Problem requirements
Output the records exactly. Include every line.

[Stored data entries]
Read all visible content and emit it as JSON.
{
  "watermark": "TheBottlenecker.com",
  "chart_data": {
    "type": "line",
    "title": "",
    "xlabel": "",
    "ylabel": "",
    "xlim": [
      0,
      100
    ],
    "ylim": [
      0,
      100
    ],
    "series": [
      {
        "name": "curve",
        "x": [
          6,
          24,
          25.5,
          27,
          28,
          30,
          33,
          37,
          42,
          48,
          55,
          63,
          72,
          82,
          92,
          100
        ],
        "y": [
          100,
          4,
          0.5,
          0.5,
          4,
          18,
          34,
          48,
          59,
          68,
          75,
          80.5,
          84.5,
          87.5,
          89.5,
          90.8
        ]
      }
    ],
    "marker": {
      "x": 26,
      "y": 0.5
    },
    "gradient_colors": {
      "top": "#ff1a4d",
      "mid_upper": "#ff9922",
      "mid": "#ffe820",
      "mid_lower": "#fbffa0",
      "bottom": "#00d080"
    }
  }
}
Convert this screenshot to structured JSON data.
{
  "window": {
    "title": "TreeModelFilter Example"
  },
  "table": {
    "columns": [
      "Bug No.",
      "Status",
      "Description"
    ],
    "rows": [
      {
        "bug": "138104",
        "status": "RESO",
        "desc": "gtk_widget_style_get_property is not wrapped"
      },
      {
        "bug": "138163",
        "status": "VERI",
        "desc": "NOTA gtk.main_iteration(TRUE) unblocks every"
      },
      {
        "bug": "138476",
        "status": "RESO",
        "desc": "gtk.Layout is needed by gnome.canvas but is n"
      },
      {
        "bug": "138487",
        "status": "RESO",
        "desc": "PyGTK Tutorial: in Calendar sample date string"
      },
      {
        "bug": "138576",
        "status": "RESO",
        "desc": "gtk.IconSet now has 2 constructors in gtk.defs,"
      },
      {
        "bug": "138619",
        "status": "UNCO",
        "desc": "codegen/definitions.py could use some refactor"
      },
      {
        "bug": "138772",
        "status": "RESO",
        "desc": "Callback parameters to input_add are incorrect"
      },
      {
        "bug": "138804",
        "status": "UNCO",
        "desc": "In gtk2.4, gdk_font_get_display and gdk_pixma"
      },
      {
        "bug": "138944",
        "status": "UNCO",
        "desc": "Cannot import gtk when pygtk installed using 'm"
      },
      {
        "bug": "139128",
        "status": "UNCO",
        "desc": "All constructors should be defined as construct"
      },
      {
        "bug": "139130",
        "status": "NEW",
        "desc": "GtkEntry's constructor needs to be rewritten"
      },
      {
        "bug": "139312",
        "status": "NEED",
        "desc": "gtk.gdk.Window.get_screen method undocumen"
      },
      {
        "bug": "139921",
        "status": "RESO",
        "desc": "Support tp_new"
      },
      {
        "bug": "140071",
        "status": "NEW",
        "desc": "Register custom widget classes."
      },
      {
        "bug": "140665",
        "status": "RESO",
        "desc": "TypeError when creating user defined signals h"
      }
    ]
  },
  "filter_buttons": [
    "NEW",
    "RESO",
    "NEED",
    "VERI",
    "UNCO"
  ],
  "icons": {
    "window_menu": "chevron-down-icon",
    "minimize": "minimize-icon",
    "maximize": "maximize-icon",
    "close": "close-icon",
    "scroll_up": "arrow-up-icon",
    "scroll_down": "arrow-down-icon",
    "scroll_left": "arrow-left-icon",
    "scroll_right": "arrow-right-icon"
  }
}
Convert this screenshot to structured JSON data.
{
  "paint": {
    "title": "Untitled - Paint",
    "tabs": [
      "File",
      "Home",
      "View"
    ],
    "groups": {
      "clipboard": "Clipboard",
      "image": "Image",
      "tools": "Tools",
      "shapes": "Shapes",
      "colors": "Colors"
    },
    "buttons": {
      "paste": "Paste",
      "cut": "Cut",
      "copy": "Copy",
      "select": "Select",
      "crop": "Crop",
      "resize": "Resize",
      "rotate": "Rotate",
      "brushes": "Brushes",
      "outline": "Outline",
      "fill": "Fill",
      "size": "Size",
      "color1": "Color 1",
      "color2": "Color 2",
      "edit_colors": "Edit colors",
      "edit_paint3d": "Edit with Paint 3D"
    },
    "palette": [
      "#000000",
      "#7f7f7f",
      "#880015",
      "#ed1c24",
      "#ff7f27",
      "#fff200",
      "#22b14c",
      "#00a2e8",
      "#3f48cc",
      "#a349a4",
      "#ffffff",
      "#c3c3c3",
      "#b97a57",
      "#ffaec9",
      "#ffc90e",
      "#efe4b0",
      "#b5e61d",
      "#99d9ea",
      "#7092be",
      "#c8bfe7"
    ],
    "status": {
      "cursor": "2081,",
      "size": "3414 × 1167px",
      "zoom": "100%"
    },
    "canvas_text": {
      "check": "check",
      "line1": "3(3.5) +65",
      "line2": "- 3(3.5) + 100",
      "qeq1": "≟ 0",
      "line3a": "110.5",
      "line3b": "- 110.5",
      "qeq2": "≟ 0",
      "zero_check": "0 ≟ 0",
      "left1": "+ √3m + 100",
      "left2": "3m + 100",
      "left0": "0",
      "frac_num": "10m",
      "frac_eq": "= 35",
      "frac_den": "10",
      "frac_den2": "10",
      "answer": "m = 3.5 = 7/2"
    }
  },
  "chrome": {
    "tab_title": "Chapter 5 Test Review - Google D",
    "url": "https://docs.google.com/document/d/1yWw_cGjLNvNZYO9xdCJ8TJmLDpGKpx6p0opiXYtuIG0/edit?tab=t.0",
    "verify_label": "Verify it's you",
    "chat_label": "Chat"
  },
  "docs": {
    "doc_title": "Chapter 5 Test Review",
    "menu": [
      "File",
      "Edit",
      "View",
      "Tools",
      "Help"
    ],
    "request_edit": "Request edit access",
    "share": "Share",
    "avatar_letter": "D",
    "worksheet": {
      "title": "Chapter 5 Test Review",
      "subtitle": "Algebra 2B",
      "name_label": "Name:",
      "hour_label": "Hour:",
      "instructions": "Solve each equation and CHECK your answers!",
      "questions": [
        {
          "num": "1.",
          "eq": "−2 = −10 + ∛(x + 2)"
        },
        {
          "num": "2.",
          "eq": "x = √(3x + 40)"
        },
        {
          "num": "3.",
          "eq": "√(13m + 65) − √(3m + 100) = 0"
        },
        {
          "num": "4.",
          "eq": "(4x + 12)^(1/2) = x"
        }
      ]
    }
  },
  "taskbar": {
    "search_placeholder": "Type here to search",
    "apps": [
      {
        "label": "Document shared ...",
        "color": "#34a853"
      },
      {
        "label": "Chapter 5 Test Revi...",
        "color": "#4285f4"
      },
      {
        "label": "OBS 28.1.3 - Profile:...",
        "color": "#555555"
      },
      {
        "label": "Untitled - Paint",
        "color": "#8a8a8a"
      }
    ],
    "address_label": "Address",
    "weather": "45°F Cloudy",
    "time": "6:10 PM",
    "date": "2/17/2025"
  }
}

Complete output
Read all visible content and emit it as JSON.
{
  "watermark": "TheBottlenecker.com",
  "chart_data": {
    "type": "line",
    "title": "",
    "xlabel": "",
    "ylabel": "",
    "xlim": [
      0,
      100
    ],
    "ylim": [
      0,
      100
    ],
    "series": [
      {
        "name": "curve",
        "x": [
          6,
          24,
          25.5,
          27,
          28,
          30,
          33,
          37,
          42,
          48,
          55,
          63,
          72,
          82,
          92,
          100
        ],
        "y": [
          100,
          4,
          0.5,
          0.5,
          4,
          18,
          34,
          48,
          59,
          68,
          75,
          80.5,
          84.5,
          87.5,
          89.5,
          90.8
        ]
      }
    ],
    "marker": {
      "x": 26,
      "y": 0.5
    },
    "gradient_colors": {
      "top": "#ff1a4d",
      "mid_upper": "#ff9922",
      "mid": "#ffe820",
      "mid_lower": "#fbffa0",
      "bottom": "#00d080"
    }
  }
}
Convert this screenshot to structured JSON data.
{
  "window": {
    "title": "TreeModelFilter Example"
  },
  "table": {
    "columns": [
      "Bug No.",
      "Status",
      "Description"
    ],
    "rows": [
      {
        "bug": "138104",
        "status": "RESO",
        "desc": "gtk_widget_style_get_property is not wrapped"
      },
      {
        "bug": "138163",
        "status": "VERI",
        "desc": "NOTA gtk.main_iteration(TRUE) unblocks every"
      },
      {
        "bug": "138476",
        "status": "RESO",
        "desc": "gtk.Layout is needed by gnome.canvas but is n"
      },
      {
        "bug": "138487",
        "status": "RESO",
        "desc": "PyGTK Tutorial: in Calendar sample date string"
      },
      {
        "bug": "138576",
        "status": "RESO",
        "desc": "gtk.IconSet now has 2 constructors in gtk.defs,"
      },
      {
        "bug": "138619",
        "status": "UNCO",
        "desc": "codegen/definitions.py could use some refactor"
      },
      {
        "bug": "138772",
        "status": "RESO",
        "desc": "Callback parameters to input_add are incorrect"
      },
      {
        "bug": "138804",
        "status": "UNCO",
        "desc": "In gtk2.4, gdk_font_get_display and gdk_pixma"
      },
      {
        "bug": "138944",
        "status": "UNCO",
        "desc": "Cannot import gtk when pygtk installed using 'm"
      },
      {
        "bug": "139128",
        "status": "UNCO",
        "desc": "All constructors should be defined as construct"
      },
      {
        "bug": "139130",
        "status": "NEW",
        "desc": "GtkEntry's constructor needs to be rewritten"
      },
      {
        "bug": "139312",
        "status": "NEED",
        "desc": "gtk.gdk.Window.get_screen method undocumen"
      },
      {
        "bug": "139921",
        "status": "RESO",
        "desc": "Support tp_new"
      },
      {
        "bug": "140071",
        "status": "NEW",
        "desc": "Register custom widget classes."
      },
      {
        "bug": "140665",
        "status": "RESO",
        "desc": "TypeError when creating user defined signals h"
      }
    ]
  },
  "filter_buttons": [
    "NEW",
    "RESO",
    "NEED",
    "VERI",
    "UNCO"
  ],
  "icons": {
    "window_menu": "chevron-down-icon",
    "minimize": "minimize-icon",
    "maximize": "maximize-icon",
    "close": "close-icon",
    "scroll_up": "arrow-up-icon",
    "scroll_down": "arrow-down-icon",
    "scroll_left": "arrow-left-icon",
    "scroll_right": "arrow-right-icon"
  }
}
Convert this screenshot to structured JSON data.
{
  "paint": {
    "title": "Untitled - Paint",
    "tabs": [
      "File",
      "Home",
      "View"
    ],
    "groups": {
      "clipboard": "Clipboard",
      "image": "Image",
      "tools": "Tools",
      "shapes": "Shapes",
      "colors": "Colors"
    },
    "buttons": {
      "paste": "Paste",
      "cut": "Cut",
      "copy": "Copy",
      "select": "Select",
      "crop": "Crop",
      "resize": "Resize",
      "rotate": "Rotate",
      "brushes": "Brushes",
      "outline": "Outline",
      "fill": "Fill",
      "size": "Size",
      "color1": "Color 1",
      "color2": "Color 2",
      "edit_colors": "Edit colors",
      "edit_paint3d": "Edit with Paint 3D"
    },
    "palette": [
      "#000000",
      "#7f7f7f",
      "#880015",
      "#ed1c24",
      "#ff7f27",
      "#fff200",
      "#22b14c",
      "#00a2e8",
      "#3f48cc",
      "#a349a4",
      "#ffffff",
      "#c3c3c3",
      "#b97a57",
      "#ffaec9",
      "#ffc90e",
      "#efe4b0",
      "#b5e61d",
      "#99d9ea",
      "#7092be",
      "#c8bfe7"
    ],
    "status": {
      "cursor": "2081,",
      "size": "3414 × 1167px",
      "zoom": "100%"
    },
    "canvas_text": {
      "check": "check",
      "line1": "3(3.5) +65",
      "line2": "- 3(3.5) + 100",
      "qeq1": "≟ 0",
      "line3a": "110.5",
      "line3b": "- 110.5",
      "qeq2": "≟ 0",
      "zero_check": "0 ≟ 0",
      "left1": "+ √3m + 100",
      "left2": "3m + 100",
      "left0": "0",
      "frac_num": "10m",
      "frac_eq": "= 35",
      "frac_den": "10",
      "frac_den2": "10",
      "answer": "m = 3.5 = 7/2"
    }
  },
  "chrome": {
    "tab_title": "Chapter 5 Test Review - Google D",
    "url": "https://docs.google.com/document/d/1yWw_cGjLNvNZYO9xdCJ8TJmLDpGKpx6p0opiXYtuIG0/edit?tab=t.0",
    "verify_label": "Verify it's you",
    "chat_label": "Chat"
  },
  "docs": {
    "doc_title": "Chapter 5 Test Review",
    "menu": [
      "File",
      "Edit",
      "View",
      "Tools",
      "Help"
    ],
    "request_edit": "Request edit access",
    "share": "Share",
    "avatar_letter": "D",
    "worksheet": {
      "title": "Chapter 5 Test Review",
      "subtitle": "Algebra 2B",
      "name_label": "Name:",
      "hour_label": "Hour:",
      "instructions": "Solve each equation and CHECK your answers!",
      "questions": [
        {
          "num": "1.",
          "eq": "−2 = −10 + ∛(x + 2)"
        },
        {
          "num": "2.",
          "eq": "x = √(3x + 40)"
        },
        {
          "num": "3.",
          "eq": "√(13m + 65) − √(3m + 100) = 0"
        },
        {
          "num": "4.",
          "eq": "(4x + 12)^(1/2) = x"
        }
      ]
    }
  },
  "taskbar": {
    "search_placeholder": "Type here to search",
    "apps": [
      {
        "label": "Document shared ...",
        "color": "#34a853"
      },
      {
        "label": "Chapter 5 Test Revi...",
        "color": "#4285f4"
      },
      {
        "label": "OBS 28.1.3 - Profile:...",
        "color": "#555555"
      },
      {
        "label": "Untitled - Paint",
        "color": "#8a8a8a"
      }
    ],
    "address_label": "Address",
    "weather": "45°F Cloudy",
    "time": "6:10 PM",
    "date": "2/17/2025"
  }
}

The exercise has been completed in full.